→ Directions for this task:
Reproduce word for word the stretch of the software pricing comments that opens with the words "My view is that" and closes with "is totally un-interesting.".

----- Text under study -----

From my point of view, all of them is a single product.
IMO the competitive advantage is the super fast turnaround on bug fixing / new feature requests.
@jonnii
For a 1-off sale $100 x 1000 may be good, but for longevity, $10 x 10,000 is far better. A piece of software's effective lifespan is typically quite short so you're always looking to keep it up to date and competitive. Software sales travel by word of mouth so having 10,000 users out there hopefully spreading the word is better than 1,000. It also minimizes the impact when competing products steal a customer from your next version, and makes it a bit more difficult for them to steal them in the first place.
I agree that competing on price is not a good idea, but when you're up against stuff that is "perceived" as free, you've got to be able to provide some very compelling reasons why users should pay for your product. (Especially when you aren't a behemoth organization like MS, Oracle, etc.) Often the people that need to be convinced aren't the people using the tool, it's the managers etc. that authorize the expense. Smart managers will do the math to equate time saved as $ and worth the price tag, however many managers don't.
@Steve Py
Great point. Further to your comment about increasing word-of-mouth; the total market share is higher so there is more chance of exposure, and therefore more chance that people will take the desire to use a product to their next job, where more licenses will be bought.
Steve,
If you effective software lifespan is short, you may be right.
My view is that if you have short lifespan, that is not an interesting project to me.
Put simply, it is quite easy to spend 100,000$ of a piece of software. If you can only get 10$ x 10,000 on it throughout its lifetime, it is totally un-interesting.
But if you can continue getting that money over a long period of time, that changes thing.
@Ayende,
Yeah, my point was just using his example figures. I would hope that was maybe a month's sales type scenario.
competitive advantage: A blog with many subscribers who trust you to build a useful product.
The biggest advantage is your blog and your name. For Uber Proof there is an additional effect that you have worked a lot with NHibernate but for Raven it is just basicly your name and our trust in you making a good solution. That these are actually good products help (only used nhibernate profiler)
Wow... Now that's what I call advertising!
Like everyone here now seeks what competitive advantages of Your products are. And coolest thing - that's not cheating, this blog post provides really useful information. o_0
The last three comments made it. The main advantange is that the products come from Ayende.
You defined what's called 'Unique Selling Points' or USPs. It's critical that a product has USPs and they should matter to your target audience(s). Having USPs alone is not enough: if your target audience doesn't give a **** about them, you won't sell anything.
This shows the deep connection between USPs, target audiences and 'benefits sought' by the target audiences. The product with the best defined USPs which apply the most to their target audiences as they match the best with the benefits sought of those target audiences wins.
It's very hard but essential to get all 3 aspects defined and you get insight in those 3, starting by your USPs, as that's the easiest. The hardest is the benefits sought by your target audience, as every individual of course thinks he/she has a unique demand.
It's also simple to see why some products fail or in the end fail: they lose the match with their target audience's benefits sought: other products match better or the target audience changes, shrinks or goes away completely.

----- Material supplied -----

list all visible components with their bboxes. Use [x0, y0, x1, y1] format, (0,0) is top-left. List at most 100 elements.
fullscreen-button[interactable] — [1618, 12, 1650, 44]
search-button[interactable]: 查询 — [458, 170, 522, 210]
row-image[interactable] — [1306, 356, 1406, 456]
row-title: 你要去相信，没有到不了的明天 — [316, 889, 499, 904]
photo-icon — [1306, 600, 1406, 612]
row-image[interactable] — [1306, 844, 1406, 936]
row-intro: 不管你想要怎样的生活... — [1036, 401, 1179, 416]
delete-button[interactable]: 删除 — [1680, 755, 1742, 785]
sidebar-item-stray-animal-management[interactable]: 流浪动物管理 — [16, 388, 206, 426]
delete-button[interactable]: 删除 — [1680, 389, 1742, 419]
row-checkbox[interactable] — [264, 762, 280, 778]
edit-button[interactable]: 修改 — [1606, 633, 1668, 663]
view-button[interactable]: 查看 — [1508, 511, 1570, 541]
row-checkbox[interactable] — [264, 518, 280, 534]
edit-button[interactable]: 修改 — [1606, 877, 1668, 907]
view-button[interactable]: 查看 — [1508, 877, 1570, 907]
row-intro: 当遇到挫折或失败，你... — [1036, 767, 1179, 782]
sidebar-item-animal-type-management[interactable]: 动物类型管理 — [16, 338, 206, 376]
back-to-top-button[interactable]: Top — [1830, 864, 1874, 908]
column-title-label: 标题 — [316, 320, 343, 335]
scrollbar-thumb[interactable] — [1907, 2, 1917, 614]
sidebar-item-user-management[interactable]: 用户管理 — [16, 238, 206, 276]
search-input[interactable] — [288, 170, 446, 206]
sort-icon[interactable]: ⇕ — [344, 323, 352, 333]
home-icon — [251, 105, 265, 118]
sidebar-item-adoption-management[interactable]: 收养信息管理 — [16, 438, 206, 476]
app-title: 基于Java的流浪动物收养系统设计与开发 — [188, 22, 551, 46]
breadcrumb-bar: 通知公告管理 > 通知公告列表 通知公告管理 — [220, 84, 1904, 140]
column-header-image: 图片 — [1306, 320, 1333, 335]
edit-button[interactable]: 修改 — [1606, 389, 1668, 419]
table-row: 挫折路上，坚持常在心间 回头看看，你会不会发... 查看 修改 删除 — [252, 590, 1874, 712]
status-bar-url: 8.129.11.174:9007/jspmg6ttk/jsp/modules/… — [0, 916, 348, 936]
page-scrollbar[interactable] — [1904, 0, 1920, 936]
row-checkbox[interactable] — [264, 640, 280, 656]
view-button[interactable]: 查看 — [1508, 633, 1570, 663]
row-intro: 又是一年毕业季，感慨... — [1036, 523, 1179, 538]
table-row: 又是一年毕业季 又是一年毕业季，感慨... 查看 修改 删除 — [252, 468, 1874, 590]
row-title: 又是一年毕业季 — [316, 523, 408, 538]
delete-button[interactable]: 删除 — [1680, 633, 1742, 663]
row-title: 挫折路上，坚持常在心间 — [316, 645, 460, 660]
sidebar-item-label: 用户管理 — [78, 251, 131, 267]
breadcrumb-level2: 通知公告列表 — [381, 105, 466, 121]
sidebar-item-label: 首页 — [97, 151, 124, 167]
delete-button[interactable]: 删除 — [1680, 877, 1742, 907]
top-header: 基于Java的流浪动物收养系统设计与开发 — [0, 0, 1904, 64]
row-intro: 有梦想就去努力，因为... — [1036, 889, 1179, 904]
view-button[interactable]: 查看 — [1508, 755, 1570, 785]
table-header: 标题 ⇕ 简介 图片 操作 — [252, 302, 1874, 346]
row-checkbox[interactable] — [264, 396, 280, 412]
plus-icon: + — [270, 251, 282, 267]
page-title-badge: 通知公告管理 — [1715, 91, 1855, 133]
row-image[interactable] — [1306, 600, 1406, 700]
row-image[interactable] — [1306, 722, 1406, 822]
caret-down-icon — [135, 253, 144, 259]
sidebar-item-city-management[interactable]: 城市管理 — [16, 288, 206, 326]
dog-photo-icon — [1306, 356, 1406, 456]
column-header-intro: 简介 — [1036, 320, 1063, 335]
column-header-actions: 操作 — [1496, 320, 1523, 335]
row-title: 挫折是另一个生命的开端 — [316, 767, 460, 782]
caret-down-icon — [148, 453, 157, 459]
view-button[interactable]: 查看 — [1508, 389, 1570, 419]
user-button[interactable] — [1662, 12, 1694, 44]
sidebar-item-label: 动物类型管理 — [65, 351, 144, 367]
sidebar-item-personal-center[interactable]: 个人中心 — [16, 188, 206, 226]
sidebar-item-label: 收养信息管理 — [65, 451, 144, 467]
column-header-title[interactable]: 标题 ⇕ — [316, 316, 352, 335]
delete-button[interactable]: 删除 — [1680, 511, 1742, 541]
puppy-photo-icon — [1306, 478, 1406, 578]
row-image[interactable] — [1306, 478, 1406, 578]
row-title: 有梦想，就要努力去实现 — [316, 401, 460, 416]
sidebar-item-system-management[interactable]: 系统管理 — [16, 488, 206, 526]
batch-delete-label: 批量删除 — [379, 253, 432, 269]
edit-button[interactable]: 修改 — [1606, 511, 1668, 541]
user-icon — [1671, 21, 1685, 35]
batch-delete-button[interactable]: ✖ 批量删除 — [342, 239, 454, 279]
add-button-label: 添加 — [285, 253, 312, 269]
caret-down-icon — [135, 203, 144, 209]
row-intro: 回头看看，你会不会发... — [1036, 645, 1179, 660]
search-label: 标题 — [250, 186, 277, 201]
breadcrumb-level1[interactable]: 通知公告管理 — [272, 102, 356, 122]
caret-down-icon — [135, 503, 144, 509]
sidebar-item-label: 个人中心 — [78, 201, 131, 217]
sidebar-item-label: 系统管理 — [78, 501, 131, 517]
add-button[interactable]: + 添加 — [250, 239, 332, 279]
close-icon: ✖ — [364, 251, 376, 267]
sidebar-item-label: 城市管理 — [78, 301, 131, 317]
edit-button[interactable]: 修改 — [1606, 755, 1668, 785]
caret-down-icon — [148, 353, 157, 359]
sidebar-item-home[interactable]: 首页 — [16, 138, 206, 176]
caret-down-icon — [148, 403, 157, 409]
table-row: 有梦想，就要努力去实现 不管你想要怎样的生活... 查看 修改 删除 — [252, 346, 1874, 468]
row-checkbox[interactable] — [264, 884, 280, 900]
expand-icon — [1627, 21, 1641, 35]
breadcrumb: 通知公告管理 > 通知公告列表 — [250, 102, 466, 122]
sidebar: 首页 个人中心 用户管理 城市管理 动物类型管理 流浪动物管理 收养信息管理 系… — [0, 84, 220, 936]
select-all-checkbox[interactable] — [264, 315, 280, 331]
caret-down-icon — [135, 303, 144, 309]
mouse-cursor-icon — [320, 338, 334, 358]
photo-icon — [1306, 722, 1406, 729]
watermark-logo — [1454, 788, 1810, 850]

-----

→ Solution to this task:
My view is that if you have short lifespan, that is not an interesting project to me.
Put simply, it is quite easy to spend 100,000$ of a piece of software. If you can only get 10$ x 10,000 on it throughout its lifetime, it is totally un-interesting.